■ Challenge
Copy the passage of the Nehemiah leadership text below word for word, starting with the words "Many books on" and ending with "people of vision.".

Many books on spiritual leadership have been based on the principles taught in Nehemiah [2]. Leadership lessons from Nehemiah include:

Spiritual leaders must be people of vision.

Nehemiah had the ability to see a goal and to see the steps necessary to accomplish the goal. After riding through Jerusalem at night, he said to the leaders, “Come, and let us build up the wall of Jerusalem” (Neh. 2:17). Where others saw only rubble, Nehemiah saw a wall.

A spiritual leader seeks God’s vision. Nehemiah’s emphasis on prayer is important, as it shows that he was finding God’s plan. Without constant reliance on God, Nehemiah might have substituted his own vision. A spiritual leader must find God’s vision for the organization he is called to lead.

Throughout the book, Nehemiah demonstrates his ability to communicate his vision to others. On one of the darkest days of World War II, Winston Churchill walked into the Cabinet Room and said, “Gentlemen, I find this rather inspiring.” Churchill knew how to communicate a vision to his followers and to inspire them to move forward. Great leaders know how to challenge their followers to persevere in difficult times.

Spiritual leaders must plan carefully.

A visionary leader who fails to plan carefully will rarely bring his vision to reality. Nehemiah was a master at planning. When the king asked his request, Nehemiah gave specific requests: time away from his palace duties, materials for the walls, letters of authority for the journey (Neh. 2:4-8). Nehemiah did not simply say, “This is God’s work, so God will take care of the details.”

■ Records provided

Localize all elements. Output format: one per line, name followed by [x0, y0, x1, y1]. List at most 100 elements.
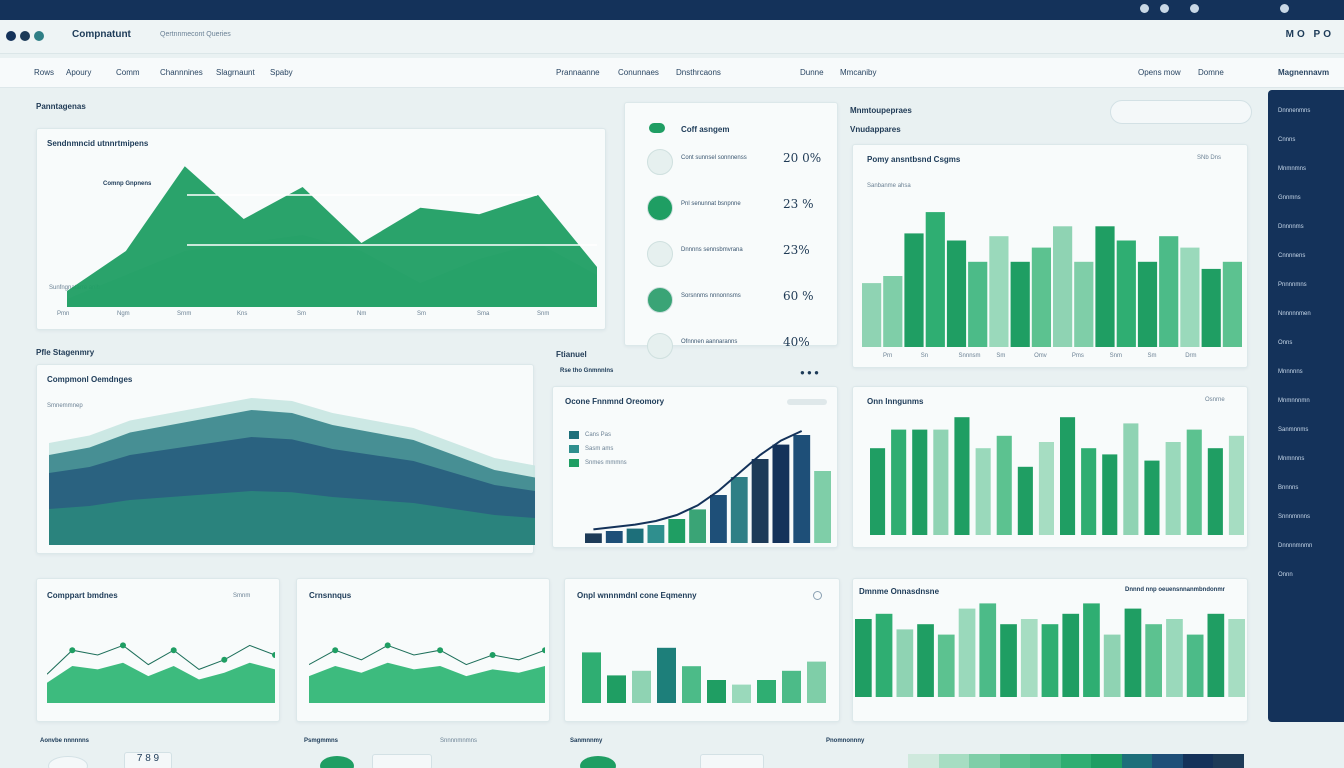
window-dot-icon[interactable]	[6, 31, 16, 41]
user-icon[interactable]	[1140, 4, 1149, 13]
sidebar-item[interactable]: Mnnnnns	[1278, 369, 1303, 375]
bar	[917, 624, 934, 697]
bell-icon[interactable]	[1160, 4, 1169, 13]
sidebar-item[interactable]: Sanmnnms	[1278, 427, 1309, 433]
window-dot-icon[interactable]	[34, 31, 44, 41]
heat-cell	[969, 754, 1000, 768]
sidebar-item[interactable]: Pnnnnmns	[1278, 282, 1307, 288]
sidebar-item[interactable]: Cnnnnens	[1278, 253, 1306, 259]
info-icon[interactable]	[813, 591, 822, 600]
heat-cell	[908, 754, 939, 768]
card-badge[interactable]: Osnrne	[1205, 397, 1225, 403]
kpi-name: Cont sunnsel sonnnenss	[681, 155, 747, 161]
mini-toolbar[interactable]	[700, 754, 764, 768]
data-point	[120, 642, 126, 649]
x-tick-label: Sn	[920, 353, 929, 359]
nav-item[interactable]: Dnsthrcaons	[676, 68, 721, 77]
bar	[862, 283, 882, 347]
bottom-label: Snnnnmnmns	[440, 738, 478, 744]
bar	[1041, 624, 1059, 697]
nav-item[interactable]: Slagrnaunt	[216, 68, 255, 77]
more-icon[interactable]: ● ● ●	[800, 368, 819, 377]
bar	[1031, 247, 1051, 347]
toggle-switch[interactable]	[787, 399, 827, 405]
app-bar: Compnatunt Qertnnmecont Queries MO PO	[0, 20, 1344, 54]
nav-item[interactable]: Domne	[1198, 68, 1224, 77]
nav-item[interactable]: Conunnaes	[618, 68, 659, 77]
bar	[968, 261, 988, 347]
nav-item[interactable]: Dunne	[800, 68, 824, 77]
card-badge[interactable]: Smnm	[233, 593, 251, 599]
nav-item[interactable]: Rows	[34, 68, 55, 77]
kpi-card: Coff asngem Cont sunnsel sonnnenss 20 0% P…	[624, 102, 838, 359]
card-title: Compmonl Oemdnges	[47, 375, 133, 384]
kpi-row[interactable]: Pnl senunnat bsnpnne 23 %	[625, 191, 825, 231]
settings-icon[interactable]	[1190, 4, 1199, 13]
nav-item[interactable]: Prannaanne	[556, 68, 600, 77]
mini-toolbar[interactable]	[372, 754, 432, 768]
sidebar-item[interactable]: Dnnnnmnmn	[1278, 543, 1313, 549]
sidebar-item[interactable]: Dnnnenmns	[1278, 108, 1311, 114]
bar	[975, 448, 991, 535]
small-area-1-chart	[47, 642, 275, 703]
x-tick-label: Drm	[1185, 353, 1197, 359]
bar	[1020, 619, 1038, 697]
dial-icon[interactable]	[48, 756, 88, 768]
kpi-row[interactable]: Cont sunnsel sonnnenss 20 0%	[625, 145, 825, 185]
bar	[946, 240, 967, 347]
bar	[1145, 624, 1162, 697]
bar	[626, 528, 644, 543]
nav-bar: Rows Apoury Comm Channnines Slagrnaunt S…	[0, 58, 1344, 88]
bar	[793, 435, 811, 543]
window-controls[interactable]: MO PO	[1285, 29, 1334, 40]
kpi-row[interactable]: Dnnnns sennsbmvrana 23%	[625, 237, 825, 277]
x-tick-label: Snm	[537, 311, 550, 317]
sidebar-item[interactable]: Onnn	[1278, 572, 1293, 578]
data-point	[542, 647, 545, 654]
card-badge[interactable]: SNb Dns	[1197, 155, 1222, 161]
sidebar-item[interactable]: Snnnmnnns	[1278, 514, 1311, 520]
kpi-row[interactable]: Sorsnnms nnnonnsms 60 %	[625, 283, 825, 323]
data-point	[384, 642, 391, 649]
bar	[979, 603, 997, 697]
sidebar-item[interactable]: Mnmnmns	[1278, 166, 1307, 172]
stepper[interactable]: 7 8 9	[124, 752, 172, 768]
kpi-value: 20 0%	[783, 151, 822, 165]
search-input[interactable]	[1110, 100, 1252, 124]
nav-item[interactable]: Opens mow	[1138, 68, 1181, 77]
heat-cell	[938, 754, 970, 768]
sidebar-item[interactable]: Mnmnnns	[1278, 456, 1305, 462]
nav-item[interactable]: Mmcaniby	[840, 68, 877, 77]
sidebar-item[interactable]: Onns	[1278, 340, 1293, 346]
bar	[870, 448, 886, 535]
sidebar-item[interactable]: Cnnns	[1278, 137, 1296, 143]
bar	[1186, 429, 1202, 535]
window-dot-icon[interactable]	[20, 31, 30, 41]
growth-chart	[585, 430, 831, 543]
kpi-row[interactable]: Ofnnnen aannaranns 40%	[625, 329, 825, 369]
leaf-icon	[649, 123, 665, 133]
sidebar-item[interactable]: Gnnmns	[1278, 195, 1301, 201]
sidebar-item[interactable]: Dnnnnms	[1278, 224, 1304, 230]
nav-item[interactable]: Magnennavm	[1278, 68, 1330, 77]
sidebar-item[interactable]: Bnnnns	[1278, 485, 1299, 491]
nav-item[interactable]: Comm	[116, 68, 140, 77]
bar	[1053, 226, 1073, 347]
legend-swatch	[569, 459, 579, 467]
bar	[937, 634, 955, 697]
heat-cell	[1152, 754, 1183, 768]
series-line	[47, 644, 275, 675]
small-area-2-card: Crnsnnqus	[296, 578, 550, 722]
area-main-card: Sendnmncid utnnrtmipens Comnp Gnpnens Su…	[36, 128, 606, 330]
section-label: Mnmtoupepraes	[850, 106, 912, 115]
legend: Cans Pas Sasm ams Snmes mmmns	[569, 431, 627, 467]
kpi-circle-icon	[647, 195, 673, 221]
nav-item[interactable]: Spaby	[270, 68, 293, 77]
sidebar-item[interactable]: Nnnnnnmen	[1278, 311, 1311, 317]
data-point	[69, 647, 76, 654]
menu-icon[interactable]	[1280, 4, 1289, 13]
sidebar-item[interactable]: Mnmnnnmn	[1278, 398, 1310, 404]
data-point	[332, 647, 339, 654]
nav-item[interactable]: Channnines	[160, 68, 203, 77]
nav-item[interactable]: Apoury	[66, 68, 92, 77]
--
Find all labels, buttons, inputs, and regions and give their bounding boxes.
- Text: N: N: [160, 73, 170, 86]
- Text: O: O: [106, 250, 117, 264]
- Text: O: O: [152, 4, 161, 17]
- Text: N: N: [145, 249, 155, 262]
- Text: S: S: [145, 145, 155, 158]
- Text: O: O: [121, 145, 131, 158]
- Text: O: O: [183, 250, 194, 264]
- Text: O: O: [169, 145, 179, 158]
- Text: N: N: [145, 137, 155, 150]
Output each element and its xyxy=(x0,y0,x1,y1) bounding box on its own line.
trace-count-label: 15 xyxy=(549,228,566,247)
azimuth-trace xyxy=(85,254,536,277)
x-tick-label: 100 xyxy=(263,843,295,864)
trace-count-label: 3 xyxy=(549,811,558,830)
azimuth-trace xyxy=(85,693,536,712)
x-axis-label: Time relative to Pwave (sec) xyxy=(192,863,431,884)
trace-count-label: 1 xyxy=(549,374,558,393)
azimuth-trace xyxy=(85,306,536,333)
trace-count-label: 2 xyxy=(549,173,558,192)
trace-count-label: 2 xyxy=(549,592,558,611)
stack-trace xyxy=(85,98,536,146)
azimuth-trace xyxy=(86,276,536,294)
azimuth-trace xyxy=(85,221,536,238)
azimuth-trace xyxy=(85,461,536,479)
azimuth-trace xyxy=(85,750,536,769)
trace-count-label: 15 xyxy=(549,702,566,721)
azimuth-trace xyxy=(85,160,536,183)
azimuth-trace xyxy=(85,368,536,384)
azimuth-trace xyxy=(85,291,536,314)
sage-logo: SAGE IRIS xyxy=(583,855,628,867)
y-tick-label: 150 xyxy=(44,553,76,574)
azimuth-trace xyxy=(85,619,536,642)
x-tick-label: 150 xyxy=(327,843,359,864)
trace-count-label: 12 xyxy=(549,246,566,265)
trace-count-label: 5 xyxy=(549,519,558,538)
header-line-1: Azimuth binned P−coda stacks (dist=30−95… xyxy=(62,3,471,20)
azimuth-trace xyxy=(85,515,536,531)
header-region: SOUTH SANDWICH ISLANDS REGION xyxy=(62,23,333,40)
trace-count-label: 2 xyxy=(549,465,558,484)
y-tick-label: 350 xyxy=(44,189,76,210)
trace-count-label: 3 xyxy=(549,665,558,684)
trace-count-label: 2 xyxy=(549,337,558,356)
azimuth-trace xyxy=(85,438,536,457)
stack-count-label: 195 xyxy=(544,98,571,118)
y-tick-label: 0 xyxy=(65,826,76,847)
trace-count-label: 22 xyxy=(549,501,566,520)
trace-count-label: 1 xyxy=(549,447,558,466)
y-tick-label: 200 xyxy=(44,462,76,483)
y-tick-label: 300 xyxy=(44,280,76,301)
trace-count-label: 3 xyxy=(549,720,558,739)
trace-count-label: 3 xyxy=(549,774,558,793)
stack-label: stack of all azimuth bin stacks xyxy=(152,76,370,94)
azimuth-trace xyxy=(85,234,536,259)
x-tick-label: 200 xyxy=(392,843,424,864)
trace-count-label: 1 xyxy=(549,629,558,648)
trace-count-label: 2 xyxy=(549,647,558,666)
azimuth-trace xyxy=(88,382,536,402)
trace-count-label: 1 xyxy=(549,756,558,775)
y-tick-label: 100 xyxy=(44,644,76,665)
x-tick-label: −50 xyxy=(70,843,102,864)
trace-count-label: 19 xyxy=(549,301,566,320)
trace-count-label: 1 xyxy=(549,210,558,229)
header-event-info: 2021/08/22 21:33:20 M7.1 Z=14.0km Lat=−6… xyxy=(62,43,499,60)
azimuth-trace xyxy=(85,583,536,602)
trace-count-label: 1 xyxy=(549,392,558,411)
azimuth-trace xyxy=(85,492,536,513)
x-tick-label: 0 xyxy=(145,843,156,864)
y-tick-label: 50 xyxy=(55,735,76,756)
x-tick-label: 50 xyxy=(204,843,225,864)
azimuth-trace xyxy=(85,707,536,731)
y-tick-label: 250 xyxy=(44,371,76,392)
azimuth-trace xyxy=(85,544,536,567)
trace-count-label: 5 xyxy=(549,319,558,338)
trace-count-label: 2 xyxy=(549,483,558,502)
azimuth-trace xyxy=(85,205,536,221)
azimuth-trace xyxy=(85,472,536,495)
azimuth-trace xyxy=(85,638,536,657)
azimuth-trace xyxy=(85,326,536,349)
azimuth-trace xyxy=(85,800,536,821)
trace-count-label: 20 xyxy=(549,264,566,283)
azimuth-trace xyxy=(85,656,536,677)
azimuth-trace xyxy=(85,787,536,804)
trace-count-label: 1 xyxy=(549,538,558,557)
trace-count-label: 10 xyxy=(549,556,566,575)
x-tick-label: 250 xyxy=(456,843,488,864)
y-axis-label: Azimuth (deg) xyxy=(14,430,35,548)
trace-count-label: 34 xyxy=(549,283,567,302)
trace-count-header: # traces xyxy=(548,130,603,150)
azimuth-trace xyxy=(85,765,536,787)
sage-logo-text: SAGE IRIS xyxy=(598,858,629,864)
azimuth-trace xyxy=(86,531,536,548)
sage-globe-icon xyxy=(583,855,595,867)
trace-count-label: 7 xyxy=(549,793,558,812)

■ Correct result
Many books on spiritual leadership have been based on the principles taught in Nehemiah [2]. Leadership lessons from Nehemiah include:

Spiritual leaders must be people of vision.